When I got home, I was exhausted, from the drive, the playground, all of it. I asked Youba if he could go pick up the laundry. His reply, “I’m busy.” Wow, all that anger that had passed during the day came right back with a fury. The only response I could think of was to get out of that house really fast. I in no way wanted to respond to him in the way that I was feeling in front of Sabou. So I quickly put my jacket on got the shopping cart and left. When I left, he was lying comfortably on the love seat, feet elevated, and the laptop was on the desk away from him. He wasn’t even looking at it. I said to Sabou, “Don’t bother Daddy, he’s busy.” And I left.

For the rest of the evening, Sabou helped me put the clothes away, and sat with me cuddling on the couch. She found a Bible song book, and surprisingly I knew some of the songs: “This little light of mine”; “Go tell it on the mountain”; “Kum Ba Yah.” So as she turned the pages, I’d start singing. When I’d get to the phrase, “let it shine, let it shine, let it shine”, she’s chime in. “Shine. Shine. Shine.” It was sooo cute.

> _Record extracts_:
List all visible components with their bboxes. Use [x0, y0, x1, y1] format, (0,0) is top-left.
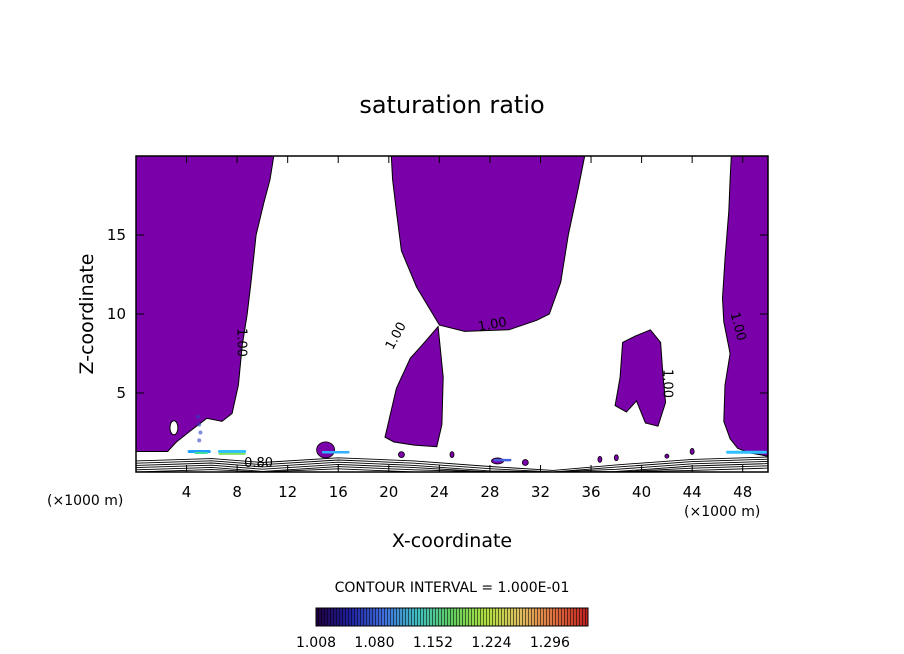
- x-tick-label: 36: [581, 483, 600, 501]
- region-diagonal-column: [384, 325, 444, 448]
- colorbar-label: 1.008: [296, 635, 336, 651]
- x-tick-label: 12: [278, 483, 297, 501]
- contour-blob: [398, 451, 405, 459]
- contour-blob: [597, 455, 603, 463]
- contour-fill-regions: [136, 156, 768, 457]
- contour-blob: [316, 441, 336, 459]
- plume-dot: [198, 430, 203, 435]
- x-tick-label: 20: [379, 483, 398, 501]
- region-left-hole: [169, 420, 179, 436]
- contour-interval-text: CONTOUR INTERVAL = 1.000E-01: [335, 580, 570, 596]
- y-tick-label: 10: [107, 305, 126, 323]
- surface-contour: [136, 456, 768, 471]
- x-axis-ticks: 4 8 12 16 20 24 28 32 36 40 44 48: [182, 156, 752, 501]
- plume-dot: [195, 414, 200, 419]
- region-top-center: [390, 156, 586, 332]
- contour-label: 1.00: [659, 369, 674, 398]
- x-tick-label: 48: [733, 483, 752, 501]
- plume-dot: [197, 438, 202, 443]
- contour-blob: [689, 448, 695, 455]
- colorbar-label: 1.152: [413, 635, 453, 651]
- region-right-edge: [721, 156, 768, 457]
- x-axis-label: X-coordinate: [392, 530, 512, 552]
- colorbar-stripes: [316, 608, 588, 626]
- surface-contour: [136, 458, 768, 472]
- x-unit-right: (×1000 m): [684, 504, 760, 520]
- colorbar-tick-labels: 1.008 1.080 1.152 1.224 1.296: [296, 635, 570, 651]
- contour-label: 1.00: [477, 315, 508, 335]
- x-tick-label: 32: [531, 483, 550, 501]
- contour-blob: [664, 453, 670, 459]
- colorbar-label: 1.296: [530, 635, 570, 651]
- x-tick-label: 44: [683, 483, 702, 501]
- y-axis-label: Z-coordinate: [76, 254, 98, 375]
- x-tick-label: 8: [232, 483, 242, 501]
- contour-label: 1.00: [383, 320, 410, 353]
- colorbar-label: 1.080: [354, 635, 394, 651]
- contour-labels: 1.00 1.00 1.00 1.00 1.00 0.80: [233, 311, 748, 471]
- surface-contour: [136, 460, 768, 472]
- contour-blob: [521, 459, 529, 466]
- y-tick-label: 15: [107, 226, 126, 244]
- contour-label: 1.00: [233, 328, 248, 357]
- surface-contour-lines: [136, 456, 768, 472]
- colorbar-label: 1.224: [471, 635, 511, 651]
- x-tick-label: 16: [329, 483, 348, 501]
- x-unit-left: (×1000 m): [47, 493, 123, 509]
- contour-label: 0.80: [244, 456, 273, 471]
- x-tick-label: 40: [632, 483, 651, 501]
- contour-blob: [449, 451, 455, 459]
- contour-blob: [613, 454, 619, 462]
- x-tick-label: 4: [182, 483, 192, 501]
- contour-small-features: [187, 414, 767, 466]
- region-left: [136, 156, 275, 452]
- x-tick-label: 24: [430, 483, 449, 501]
- region-right-island: [614, 329, 667, 427]
- plume-dot: [197, 422, 202, 427]
- y-axis-ticks: 5 10 15: [107, 226, 768, 402]
- chart-title: saturation ratio: [359, 91, 544, 119]
- x-tick-label: 28: [480, 483, 499, 501]
- contour-label: 1.00: [727, 311, 749, 343]
- y-tick-label: 5: [116, 384, 126, 402]
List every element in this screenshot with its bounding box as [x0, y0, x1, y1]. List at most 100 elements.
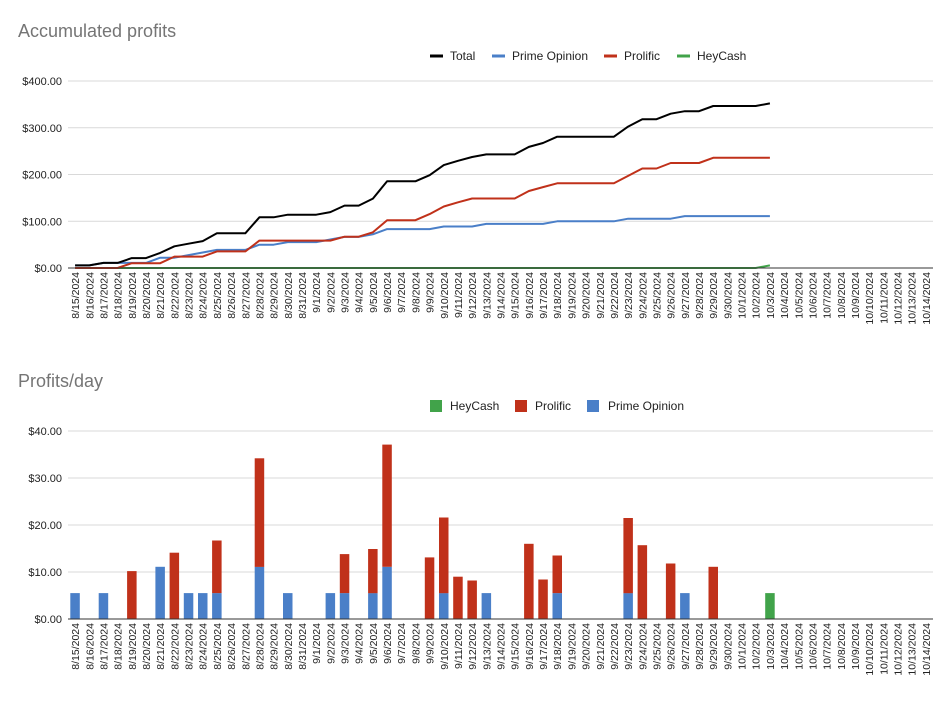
- x-tick-label: 9/4/2024: [354, 623, 366, 664]
- x-tick-label: 9/20/2024: [581, 623, 593, 670]
- bar-prime-opinion[interactable]: [552, 593, 563, 619]
- bar-prolific[interactable]: [169, 552, 180, 619]
- bar-prolific[interactable]: [623, 518, 633, 594]
- x-tick-label: 10/2/2024: [751, 623, 763, 670]
- bar-prime-opinion[interactable]: [254, 566, 265, 619]
- bar-prime-opinion[interactable]: [623, 593, 633, 619]
- bar-prime-opinion[interactable]: [70, 593, 80, 619]
- x-tick-label: 10/1/2024: [737, 272, 749, 319]
- x-tick-label: 9/29/2024: [708, 272, 720, 319]
- series-line-prime-opinion[interactable]: [75, 215, 770, 267]
- x-tick-label: 10/11/2024: [878, 623, 890, 675]
- legend-item-total[interactable]: Total: [430, 49, 475, 63]
- x-tick-label: 9/21/2024: [595, 272, 607, 319]
- bar-heycash[interactable]: [765, 593, 775, 619]
- legend-label-heycash: HeyCash: [697, 49, 746, 63]
- legend-item-heycash[interactable]: HeyCash: [430, 399, 499, 413]
- bar-prolific[interactable]: [708, 566, 719, 619]
- x-tick-label: 8/21/2024: [155, 272, 167, 319]
- bar-prolific[interactable]: [439, 517, 449, 594]
- x-tick-label: 9/6/2024: [382, 623, 394, 664]
- legend-item-prolific[interactable]: Prolific: [604, 49, 660, 63]
- bar-prime-opinion[interactable]: [212, 593, 222, 619]
- bar-prolific[interactable]: [665, 563, 676, 620]
- x-tick-label: 10/11/2024: [878, 272, 890, 324]
- x-tick-label: 10/8/2024: [836, 623, 848, 670]
- bar-prolific[interactable]: [424, 557, 435, 619]
- bar-prime-opinion[interactable]: [325, 593, 336, 619]
- bar-prime-opinion[interactable]: [98, 593, 109, 619]
- x-tick-label: 8/22/2024: [169, 272, 181, 319]
- legend-swatch-heycash: [430, 400, 442, 412]
- x-tick-label: 10/2/2024: [751, 272, 763, 319]
- bar-prolific[interactable]: [339, 554, 350, 594]
- bar-prime-opinion[interactable]: [368, 593, 378, 619]
- x-tick-label: 10/3/2024: [765, 272, 777, 319]
- x-tick-label: 9/9/2024: [425, 272, 437, 313]
- series-line-prolific[interactable]: [75, 156, 770, 269]
- bar-prolific[interactable]: [127, 571, 137, 619]
- x-tick-label: 9/18/2024: [552, 623, 564, 670]
- x-tick-label: 8/26/2024: [226, 272, 238, 319]
- x-tick-label: 8/29/2024: [269, 623, 281, 670]
- bar-prolific[interactable]: [368, 549, 378, 594]
- x-tick-label: 10/6/2024: [807, 623, 819, 670]
- x-tick-label: 9/11/2024: [453, 272, 465, 318]
- x-tick-label: 8/22/2024: [169, 623, 181, 670]
- bar-prime-opinion[interactable]: [198, 593, 208, 619]
- y-tick-label: $200.00: [22, 170, 62, 182]
- legend-label-prime-opinion: Prime Opinion: [608, 399, 684, 413]
- chart-title: Accumulated profits: [18, 21, 176, 41]
- legend-item-prolific[interactable]: Prolific: [515, 399, 571, 413]
- x-tick-label: 9/8/2024: [410, 623, 422, 664]
- legend-item-prime-opinion[interactable]: Prime Opinion: [492, 49, 588, 63]
- x-tick-label: 9/14/2024: [496, 272, 508, 319]
- x-tick-label: 8/26/2024: [226, 623, 238, 670]
- y-tick-label: $10.00: [28, 567, 62, 579]
- legend-label-prolific: Prolific: [624, 49, 660, 63]
- bar-prime-opinion[interactable]: [439, 593, 449, 619]
- y-tick-label: $100.00: [22, 216, 62, 228]
- bar-prime-opinion[interactable]: [339, 593, 350, 619]
- bar-prime-opinion[interactable]: [382, 566, 392, 619]
- x-tick-label: 10/14/2024: [921, 272, 933, 325]
- y-tick-label: $300.00: [22, 123, 62, 135]
- bar-prime-opinion[interactable]: [283, 593, 293, 619]
- y-tick-label: $30.00: [28, 473, 62, 485]
- bar-prime-opinion[interactable]: [680, 593, 690, 619]
- y-tick-label: $40.00: [28, 426, 62, 438]
- x-tick-label: 9/19/2024: [566, 272, 578, 319]
- bar-prolific[interactable]: [524, 543, 534, 619]
- chart-legend: HeyCash Prolific Prime Opinion: [430, 399, 684, 413]
- x-tick-label: 10/6/2024: [807, 272, 819, 319]
- x-tick-label: 8/18/2024: [113, 272, 125, 319]
- legend-swatch-prime-opinion: [587, 400, 599, 412]
- bar-prolific[interactable]: [538, 579, 548, 620]
- x-tick-label: 9/16/2024: [524, 623, 536, 670]
- x-tick-label: 9/3/2024: [340, 623, 352, 664]
- x-tick-label: 10/10/2024: [864, 272, 876, 325]
- x-tick-label: 9/15/2024: [510, 272, 522, 319]
- bar-prolific[interactable]: [552, 555, 563, 594]
- x-tick-label: 8/29/2024: [269, 272, 281, 319]
- bar-prolific[interactable]: [254, 458, 265, 567]
- x-tick-label: 8/17/2024: [98, 272, 110, 319]
- legend-item-prime-opinion[interactable]: Prime Opinion: [587, 399, 684, 413]
- x-tick-label: 8/16/2024: [84, 272, 96, 319]
- bar-prolific[interactable]: [453, 576, 463, 619]
- x-tick-label: 8/24/2024: [198, 623, 210, 670]
- x-tick-label: 9/22/2024: [609, 272, 621, 319]
- series-line-total[interactable]: [75, 102, 771, 267]
- x-tick-label: 8/17/2024: [98, 623, 110, 670]
- bar-prime-opinion[interactable]: [481, 593, 492, 619]
- bar-prime-opinion[interactable]: [155, 566, 165, 619]
- bar-prolific[interactable]: [212, 540, 222, 594]
- bar-prime-opinion[interactable]: [183, 593, 194, 619]
- legend-item-heycash[interactable]: HeyCash: [677, 49, 746, 63]
- bar-prolific[interactable]: [382, 444, 392, 567]
- bar-prolific[interactable]: [637, 545, 648, 619]
- x-tick-label: 9/7/2024: [396, 623, 408, 664]
- bar-prolific[interactable]: [467, 580, 477, 620]
- x-tick-label: 8/30/2024: [283, 272, 295, 319]
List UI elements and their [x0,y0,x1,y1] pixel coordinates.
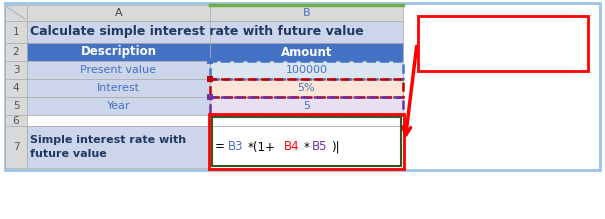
Text: =: = [215,141,225,154]
Bar [210,79,403,97]
Bar [5,115,27,126]
Text: )|: )| [332,141,340,154]
Bar [5,61,27,79]
Text: 4: 4 [13,83,19,93]
Bar [27,61,210,79]
Bar [210,61,403,79]
Text: 2: 2 [13,47,19,57]
Text: Calculate simple interest rate with future value: Calculate simple interest rate with futu… [30,25,364,39]
Bar [210,43,403,61]
Bar [5,3,600,170]
Bar [207,94,213,100]
Text: Description: Description [80,46,157,58]
Bar [210,97,403,115]
Bar [207,76,213,82]
Bar [210,79,403,97]
Text: 1: 1 [13,27,19,37]
Bar [210,21,403,43]
Text: Present value: Present value [80,65,157,75]
Bar [27,21,210,43]
Bar [27,115,210,126]
Text: Amount: Amount [281,46,332,58]
Text: B3: B3 [227,141,243,154]
Bar [210,61,403,79]
Text: *(1+: *(1+ [247,141,276,154]
Bar [210,115,403,126]
Bar [27,126,210,168]
Text: 7: 7 [13,142,19,152]
Text: Simple interest rate with
future value: Simple interest rate with future value [30,135,186,159]
Bar [418,16,588,71]
Bar [5,5,27,21]
Bar [212,117,401,166]
Bar [209,114,404,169]
Text: 5%: 5% [298,83,315,93]
Text: 5: 5 [13,101,19,111]
Bar [27,5,210,21]
Bar [210,97,403,115]
Bar [27,79,210,97]
Text: 100000: 100000 [286,65,327,75]
Bar [5,79,27,97]
Bar [5,43,27,61]
Bar [207,58,213,64]
Text: 3: 3 [13,65,19,75]
Text: 6: 6 [13,115,19,125]
Text: Enter the
formula here.: Enter the formula here. [463,28,543,59]
Text: B5: B5 [312,141,327,154]
Text: Year: Year [106,101,130,111]
Bar [210,5,403,21]
Text: Interest: Interest [97,83,140,93]
Text: *: * [304,141,310,154]
Bar [5,126,27,168]
Bar [27,97,210,115]
Text: 5: 5 [303,101,310,111]
Bar [5,21,27,43]
Bar [210,126,403,168]
Text: B4: B4 [284,141,299,154]
Bar [27,43,210,61]
Text: A: A [115,8,122,18]
Text: B: B [302,8,310,18]
Bar [5,97,27,115]
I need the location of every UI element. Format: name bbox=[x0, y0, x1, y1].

> _To be done_:
**1.** Echo the passage word for word, from "For the rest" to "was sooo cute.".
**2.** Please duplicate the lines of the records from the line with "- x-tick-label: 36: [581, 483, 600, 501]" to the line with "- plume-dot: [198, 430, 203, 435]", both included, without changing anything and without adding anything else.

> _Responses per task_:
**1.**
For the rest of the evening, Sabou helped me put the clothes away, and sat with me cuddling on the couch. She found a Bible song book, and surprisingly I knew some of the songs: “This little light of mine”; “Go tell it on the mountain”; “Kum Ba Yah.” So as she turned the pages, I’d start singing. When I’d get to the phrase, “let it shine, let it shine, let it shine”, she’s chime in. “Shine. Shine. Shine.” It was sooo cute.

**2.**
- x-tick-label: 36: [581, 483, 600, 501]
- region-diagonal-column: [384, 325, 444, 448]
- colorbar-label: 1.008: [296, 635, 336, 651]
- x-tick-label: 12: [278, 483, 297, 501]
- contour-blob: [398, 451, 405, 459]
- contour-blob: [597, 455, 603, 463]
- contour-fill-regions: [136, 156, 768, 457]
- contour-blob: [316, 441, 336, 459]
- plume-dot: [198, 430, 203, 435]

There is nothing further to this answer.